Data items
==================================================
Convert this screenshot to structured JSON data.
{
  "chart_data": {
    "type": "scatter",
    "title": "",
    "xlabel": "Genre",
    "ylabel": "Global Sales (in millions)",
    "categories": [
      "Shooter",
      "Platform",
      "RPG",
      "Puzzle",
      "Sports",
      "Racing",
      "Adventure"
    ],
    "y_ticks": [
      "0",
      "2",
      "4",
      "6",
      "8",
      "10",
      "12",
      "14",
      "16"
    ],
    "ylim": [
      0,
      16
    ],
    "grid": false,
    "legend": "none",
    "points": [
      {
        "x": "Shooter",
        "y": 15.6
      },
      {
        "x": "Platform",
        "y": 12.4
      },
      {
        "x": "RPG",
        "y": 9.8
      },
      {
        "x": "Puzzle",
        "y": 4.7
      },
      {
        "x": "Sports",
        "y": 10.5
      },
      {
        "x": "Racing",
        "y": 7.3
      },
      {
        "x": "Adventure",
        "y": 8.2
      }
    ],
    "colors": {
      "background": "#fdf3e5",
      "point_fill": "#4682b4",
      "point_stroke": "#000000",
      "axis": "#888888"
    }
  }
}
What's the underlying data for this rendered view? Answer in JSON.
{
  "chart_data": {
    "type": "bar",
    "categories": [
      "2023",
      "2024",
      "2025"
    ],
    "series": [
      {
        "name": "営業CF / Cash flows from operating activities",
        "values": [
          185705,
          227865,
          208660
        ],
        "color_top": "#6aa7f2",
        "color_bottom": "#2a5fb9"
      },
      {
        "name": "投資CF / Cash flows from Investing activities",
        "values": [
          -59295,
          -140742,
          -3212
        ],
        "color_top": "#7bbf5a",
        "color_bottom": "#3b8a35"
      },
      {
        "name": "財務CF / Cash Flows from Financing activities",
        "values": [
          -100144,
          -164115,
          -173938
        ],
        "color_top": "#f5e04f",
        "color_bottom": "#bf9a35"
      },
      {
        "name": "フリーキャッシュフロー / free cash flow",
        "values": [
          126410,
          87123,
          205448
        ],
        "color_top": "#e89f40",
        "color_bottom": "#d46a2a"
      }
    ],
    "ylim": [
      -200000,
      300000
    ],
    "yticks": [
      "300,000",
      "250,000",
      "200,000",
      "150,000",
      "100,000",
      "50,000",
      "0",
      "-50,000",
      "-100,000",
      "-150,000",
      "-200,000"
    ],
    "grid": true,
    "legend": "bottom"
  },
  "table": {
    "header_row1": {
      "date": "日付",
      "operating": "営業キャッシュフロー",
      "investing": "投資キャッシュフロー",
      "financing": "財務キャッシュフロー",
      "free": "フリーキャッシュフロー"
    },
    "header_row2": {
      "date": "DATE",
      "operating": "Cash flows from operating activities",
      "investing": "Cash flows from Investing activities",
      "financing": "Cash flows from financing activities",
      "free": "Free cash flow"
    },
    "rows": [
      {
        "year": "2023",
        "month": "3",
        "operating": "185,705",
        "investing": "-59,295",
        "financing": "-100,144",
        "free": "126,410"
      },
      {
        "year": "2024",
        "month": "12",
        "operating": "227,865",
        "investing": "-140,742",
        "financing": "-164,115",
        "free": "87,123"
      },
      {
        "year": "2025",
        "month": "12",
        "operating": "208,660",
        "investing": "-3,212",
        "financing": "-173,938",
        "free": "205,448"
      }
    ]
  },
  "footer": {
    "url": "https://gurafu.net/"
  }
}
==================================================
### [Work to be completed]
In the entries above, find each line with the word "フリーキャッシュフロー" and show it.

### [Result of the exercise]
        "name": "フリーキャッシュフロー / free cash flow",
      "free": "フリーキャッシュフロー"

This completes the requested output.